Exercise directions = Look through the data below. Collect every line where the word "frac" occurs.

Data records
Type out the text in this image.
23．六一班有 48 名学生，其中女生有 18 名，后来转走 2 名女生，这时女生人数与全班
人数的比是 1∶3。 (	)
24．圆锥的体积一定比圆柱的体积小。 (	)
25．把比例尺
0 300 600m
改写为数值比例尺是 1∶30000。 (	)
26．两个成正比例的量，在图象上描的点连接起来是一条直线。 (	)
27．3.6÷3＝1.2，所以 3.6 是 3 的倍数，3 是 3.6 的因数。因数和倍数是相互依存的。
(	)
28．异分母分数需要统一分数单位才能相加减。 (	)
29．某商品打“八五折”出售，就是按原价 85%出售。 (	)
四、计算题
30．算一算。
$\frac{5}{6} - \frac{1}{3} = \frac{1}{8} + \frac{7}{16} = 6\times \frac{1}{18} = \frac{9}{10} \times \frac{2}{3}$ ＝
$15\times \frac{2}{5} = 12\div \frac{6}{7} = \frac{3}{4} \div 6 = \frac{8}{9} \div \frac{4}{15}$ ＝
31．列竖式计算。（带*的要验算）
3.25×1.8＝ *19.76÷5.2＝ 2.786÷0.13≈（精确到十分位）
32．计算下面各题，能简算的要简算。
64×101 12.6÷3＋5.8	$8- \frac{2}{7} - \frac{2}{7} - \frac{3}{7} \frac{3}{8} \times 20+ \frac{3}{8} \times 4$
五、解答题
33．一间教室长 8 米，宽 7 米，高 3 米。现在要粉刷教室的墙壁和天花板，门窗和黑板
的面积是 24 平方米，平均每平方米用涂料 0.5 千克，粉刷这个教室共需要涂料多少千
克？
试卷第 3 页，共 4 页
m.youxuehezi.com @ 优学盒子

Task solution =
$\frac{5}{6} - \frac{1}{3} = \frac{1}{8} + \frac{7}{16} = 6\times \frac{1}{18} = \frac{9}{10} \times \frac{2}{3}$ ＝
$15\times \frac{2}{5} = 12\div \frac{6}{7} = \frac{3}{4} \div 6 = \frac{8}{9} \div \frac{4}{15}$ ＝
64×101 12.6÷3＋5.8	$8- \frac{2}{7} - \frac{2}{7} - \frac{3}{7} \frac{3}{8} \times 20+ \frac{3}{8} \times 4$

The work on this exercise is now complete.